_ACTIONS TO TAKE_
1. Retype the features_creator usage example word for word from "Note that the" to "at the end.".
2. Answer these questions using the features_creator usage example:
(a) What kind of company is the example dataset for?
(b) How many arguments does the `calculate_average` function take, and what are they?
(c) What output is shown for `calculate_average(example_data, "week_payment")`?
3. Using the features_creator usage example, decide whether each statement agrees with the text. Answer yes or no, and quote the words that settle it.
(a) The package was built to work with pandas dataframes that store temporal data.
(b) The pattern passed to `calculate_average` includes the incrementing integer at the end of the column name.
(c) The columns of interest should end with an incrementing integer.

_SUPPLIED TEXT_
•••••
# Example usage

The `features_creator` package was designed for use with `pandas` dataframes storing temporal data.

For example, assume that you are working with a dataset for a telecommunications company that records the weekly payments from its customers. You have a dataframe with rows for individual customers and columns for the payment that they made at a particular week. Your task is to engineer some new features from this data to help with some prediction task.

In [17]:
import pandas as pd

# TODO: make better numbers
example_data = pd.DataFrame({
        "week_payment1": [1, 2, 3],  # Columns of interest
        "week_payment2": [4, 5, 6],
        "week_payment3": [7, 8, 9],
        "week_payment4": [10, 11, 12],
        "week_payment5": [13, 14, 15],
        "othercolumn": [5, 6, 7],  # Other example column
        "week_payment_string6": [5, 6, 7]  # Other example column with an integer
    })

example_data

Unnamed: 0,week_payment1,week_payment2,week_payment3,week_payment4,week_payment5,othercolumn,week_payment_string6
0,1,4,7,10,13,5,5
1,2,5,8,11,14,6,6
2,3,6,9,12,15,7,7


Note that the columns of interest in the dataframe should all have the same name and should have an incrementing integer as the last character(s).

The `calculate_average` function allows you to calculate the average payment that each customer has made across all the recorded weeks. It takes two arguments: the dataframe to use and the pattern to match. The pattern to match is the prefix of the column name of interest not including the incrementing integer at the end.

In [11]:
from features_creator.features_creator import calculate_average

calculate_average(example_data, "week_payment")

array([7., 8., 9.])

Similarly, the `calculate_standard_deviation` function allows you to calculate the standard deviation in the payment amount that each customer has made across all the recorded weeks.
•••••
_Entries taken from a collection_
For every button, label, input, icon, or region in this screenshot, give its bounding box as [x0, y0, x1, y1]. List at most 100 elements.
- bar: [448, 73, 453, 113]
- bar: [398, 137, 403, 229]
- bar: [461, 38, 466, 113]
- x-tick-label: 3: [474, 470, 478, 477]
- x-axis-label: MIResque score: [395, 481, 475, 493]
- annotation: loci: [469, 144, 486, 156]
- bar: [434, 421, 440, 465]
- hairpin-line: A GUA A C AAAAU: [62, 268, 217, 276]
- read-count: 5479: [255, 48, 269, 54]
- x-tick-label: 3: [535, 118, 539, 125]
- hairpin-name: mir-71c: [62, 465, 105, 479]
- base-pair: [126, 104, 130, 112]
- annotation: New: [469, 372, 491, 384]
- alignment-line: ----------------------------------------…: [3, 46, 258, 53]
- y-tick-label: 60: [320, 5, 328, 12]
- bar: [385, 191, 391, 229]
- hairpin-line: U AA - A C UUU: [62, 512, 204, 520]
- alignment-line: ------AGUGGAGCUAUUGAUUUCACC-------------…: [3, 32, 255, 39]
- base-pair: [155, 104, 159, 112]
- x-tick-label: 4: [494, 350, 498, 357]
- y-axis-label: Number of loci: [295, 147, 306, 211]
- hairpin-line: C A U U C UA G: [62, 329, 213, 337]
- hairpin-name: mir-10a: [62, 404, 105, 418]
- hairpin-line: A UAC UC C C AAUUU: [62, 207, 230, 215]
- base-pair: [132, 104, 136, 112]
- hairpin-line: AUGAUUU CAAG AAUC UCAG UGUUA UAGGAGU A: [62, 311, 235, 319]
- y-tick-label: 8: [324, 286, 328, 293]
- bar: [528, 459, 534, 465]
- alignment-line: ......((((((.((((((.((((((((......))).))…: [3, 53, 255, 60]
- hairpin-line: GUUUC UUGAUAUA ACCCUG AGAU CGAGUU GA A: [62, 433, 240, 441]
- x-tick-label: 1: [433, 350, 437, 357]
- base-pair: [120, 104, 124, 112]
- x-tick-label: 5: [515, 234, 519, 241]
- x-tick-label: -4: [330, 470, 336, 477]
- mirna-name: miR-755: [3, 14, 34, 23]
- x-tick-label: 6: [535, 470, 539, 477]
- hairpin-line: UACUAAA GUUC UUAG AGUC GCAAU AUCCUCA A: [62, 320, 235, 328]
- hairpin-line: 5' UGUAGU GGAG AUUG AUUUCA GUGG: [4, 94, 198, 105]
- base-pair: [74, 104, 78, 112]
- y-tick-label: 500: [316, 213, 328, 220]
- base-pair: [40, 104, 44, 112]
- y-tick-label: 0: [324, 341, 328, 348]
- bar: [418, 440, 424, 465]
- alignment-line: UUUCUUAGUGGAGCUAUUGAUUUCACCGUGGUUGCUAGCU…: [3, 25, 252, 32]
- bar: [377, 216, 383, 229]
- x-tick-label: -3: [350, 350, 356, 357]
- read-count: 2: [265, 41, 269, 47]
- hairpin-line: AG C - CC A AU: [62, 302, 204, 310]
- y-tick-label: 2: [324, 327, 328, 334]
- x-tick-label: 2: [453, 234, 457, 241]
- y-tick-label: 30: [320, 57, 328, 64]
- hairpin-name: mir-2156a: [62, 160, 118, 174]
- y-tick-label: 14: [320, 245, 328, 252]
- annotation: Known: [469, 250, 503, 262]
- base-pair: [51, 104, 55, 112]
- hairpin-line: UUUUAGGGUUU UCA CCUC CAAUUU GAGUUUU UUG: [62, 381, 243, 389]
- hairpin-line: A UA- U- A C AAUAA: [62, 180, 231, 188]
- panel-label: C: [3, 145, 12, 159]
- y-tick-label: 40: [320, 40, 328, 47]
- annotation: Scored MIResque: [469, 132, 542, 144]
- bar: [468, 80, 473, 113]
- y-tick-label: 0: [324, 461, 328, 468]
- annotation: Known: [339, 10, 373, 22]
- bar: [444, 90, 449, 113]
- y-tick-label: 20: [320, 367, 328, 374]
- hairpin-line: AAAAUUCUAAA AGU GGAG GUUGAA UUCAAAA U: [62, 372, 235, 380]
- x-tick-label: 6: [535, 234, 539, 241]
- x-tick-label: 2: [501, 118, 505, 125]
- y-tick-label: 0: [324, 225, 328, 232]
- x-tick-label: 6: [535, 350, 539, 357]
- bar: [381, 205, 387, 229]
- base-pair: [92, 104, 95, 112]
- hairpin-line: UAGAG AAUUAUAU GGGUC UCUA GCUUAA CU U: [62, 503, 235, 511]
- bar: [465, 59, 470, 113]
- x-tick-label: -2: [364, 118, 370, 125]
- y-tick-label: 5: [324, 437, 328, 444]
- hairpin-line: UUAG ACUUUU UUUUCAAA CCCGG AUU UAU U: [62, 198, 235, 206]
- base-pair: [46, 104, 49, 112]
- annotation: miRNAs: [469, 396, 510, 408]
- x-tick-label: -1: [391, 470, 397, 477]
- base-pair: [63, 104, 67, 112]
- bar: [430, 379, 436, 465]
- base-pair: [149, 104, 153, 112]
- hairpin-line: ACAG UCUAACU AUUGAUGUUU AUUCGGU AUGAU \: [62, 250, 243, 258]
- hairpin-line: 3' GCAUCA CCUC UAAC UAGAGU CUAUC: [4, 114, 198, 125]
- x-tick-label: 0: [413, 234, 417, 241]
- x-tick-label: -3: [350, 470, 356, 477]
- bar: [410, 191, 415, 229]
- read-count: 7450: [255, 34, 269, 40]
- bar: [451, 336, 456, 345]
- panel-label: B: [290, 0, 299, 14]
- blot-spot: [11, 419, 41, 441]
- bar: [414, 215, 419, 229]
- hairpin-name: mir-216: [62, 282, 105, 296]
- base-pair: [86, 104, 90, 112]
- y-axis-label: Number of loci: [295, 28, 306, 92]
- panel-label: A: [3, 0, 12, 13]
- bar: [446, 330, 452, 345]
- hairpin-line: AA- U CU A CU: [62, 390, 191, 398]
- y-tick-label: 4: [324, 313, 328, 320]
•••••
_TASK RESPONSES_
1.
Note that the columns of interest in the dataframe should all have the same name and should have an incrementing integer as the last character(s).

The `calculate_average` function allows you to calculate the average payment that each customer has made across all the recorded weeks. It takes two arguments: the dataframe to use and the pattern to match. The pattern to match is the prefix of the column name of interest not including the incrementing integer at the end.

2.
(a) A telecommunications company.
(b) Two: the dataframe to use and the pattern to match.
(c) array([7., 8., 9.])

3.
(a) Yes: "was designed for use with `pandas` dataframes storing temporal data"
(b) No: "the prefix of the column name of interest not including the incrementing integer at the end"
(c) Yes: "should have an incrementing integer as the last character(s)"